**EXCERPTED DATA:**
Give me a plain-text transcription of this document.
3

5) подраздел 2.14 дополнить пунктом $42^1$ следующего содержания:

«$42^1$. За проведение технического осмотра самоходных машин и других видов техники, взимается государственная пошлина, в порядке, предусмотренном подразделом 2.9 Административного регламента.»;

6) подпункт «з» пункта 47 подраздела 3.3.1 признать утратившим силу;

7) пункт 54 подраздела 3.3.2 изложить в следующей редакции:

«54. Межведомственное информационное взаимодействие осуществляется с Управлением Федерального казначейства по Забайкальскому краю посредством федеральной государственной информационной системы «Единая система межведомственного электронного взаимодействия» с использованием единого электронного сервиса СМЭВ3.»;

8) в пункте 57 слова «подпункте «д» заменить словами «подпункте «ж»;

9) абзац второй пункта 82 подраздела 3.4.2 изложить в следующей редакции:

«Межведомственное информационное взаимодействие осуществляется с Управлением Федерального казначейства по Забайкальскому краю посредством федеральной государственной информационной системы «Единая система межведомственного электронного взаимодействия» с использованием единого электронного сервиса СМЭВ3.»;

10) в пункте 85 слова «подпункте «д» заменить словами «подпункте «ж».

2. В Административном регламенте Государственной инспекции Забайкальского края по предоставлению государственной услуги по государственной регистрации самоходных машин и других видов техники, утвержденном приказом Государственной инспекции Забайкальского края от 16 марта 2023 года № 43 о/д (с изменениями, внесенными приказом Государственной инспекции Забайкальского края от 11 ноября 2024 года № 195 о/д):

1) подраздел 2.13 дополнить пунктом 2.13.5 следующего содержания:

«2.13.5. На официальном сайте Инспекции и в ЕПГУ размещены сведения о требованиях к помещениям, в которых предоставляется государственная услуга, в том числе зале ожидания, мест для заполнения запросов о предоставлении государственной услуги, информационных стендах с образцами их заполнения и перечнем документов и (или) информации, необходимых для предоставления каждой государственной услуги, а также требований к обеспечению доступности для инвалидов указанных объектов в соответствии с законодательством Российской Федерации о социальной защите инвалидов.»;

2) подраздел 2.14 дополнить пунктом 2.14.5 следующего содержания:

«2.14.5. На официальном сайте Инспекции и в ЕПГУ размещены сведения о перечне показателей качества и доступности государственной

**TASK:** Identify all lines in the records above with the word "изложить".

**RESPONSE TO THIS TASK:**
7) пункт 54 подраздела 3.3.2 изложить в следующей редакции:
9) абзац второй пункта 82 подраздела 3.4.2 изложить в следующей редакции:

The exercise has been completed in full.